Data entries
┌────────
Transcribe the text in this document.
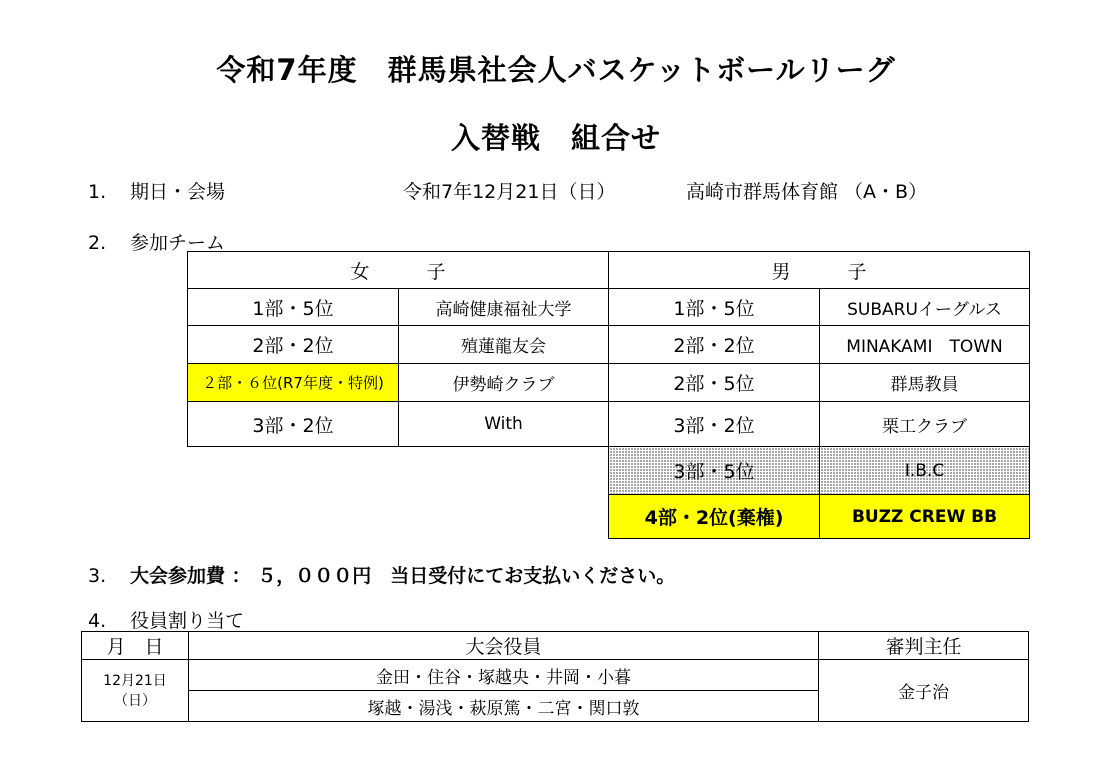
令和7年度　群馬県社会人バスケットボールリーグ
入替戦　組合せ
1. 期日・会場	令和7年12月21日（日）	高崎市群馬体育館 （A・B）
2. 参加チーム
女　　　子		男　　　子	
1部・5位	高崎健康福祉大学	1部・5位	SUBARUイーグルス
2部・2位	殖蓮龍友会	2部・2位	MINAKAMI　TOWN
２部・６位(R7年度・特例)	伊勢崎クラブ	2部・5位	群馬教員
3部・2位	With	3部・2位	栗工クラブ
		3部・5位	I.B.C
		4部・2位(棄権)	BUZZ CREW BB
3. 大会参加費 ： ５，０００円　当日受付にてお支払いください。
4. 役員割り当て
月　日	大会役員	審判主任

12月21日
（日）	金田・住谷・塚越央・井岡・小暮	金子治
	塚越・湯浅・萩原篤・二宮・関口敦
└────────
**TO BE DONE**
Without including any pictures, reproduce the listing exactly.

**TASK SOLUTION**
Transcribe the text in this document.
令和7年度　群馬県社会人バスケットボールリーグ
入替戦　組合せ
1. 期日・会場	令和7年12月21日（日）	高崎市群馬体育館 （A・B）
2. 参加チーム
女　　　子		男　　　子	
1部・5位	高崎健康福祉大学	1部・5位	SUBARUイーグルス
2部・2位	殖蓮龍友会	2部・2位	MINAKAMI　TOWN
２部・６位(R7年度・特例)	伊勢崎クラブ	2部・5位	群馬教員
3部・2位	With	3部・2位	栗工クラブ
		3部・5位	I.B.C
		4部・2位(棄権)	BUZZ CREW BB
3. 大会参加費 ： ５，０００円　当日受付にてお支払いください。
4. 役員割り当て
月　日	大会役員	審判主任

12月21日
（日）	金田・住谷・塚越央・井岡・小暮	金子治
	塚越・湯浅・萩原篤・二宮・関口敦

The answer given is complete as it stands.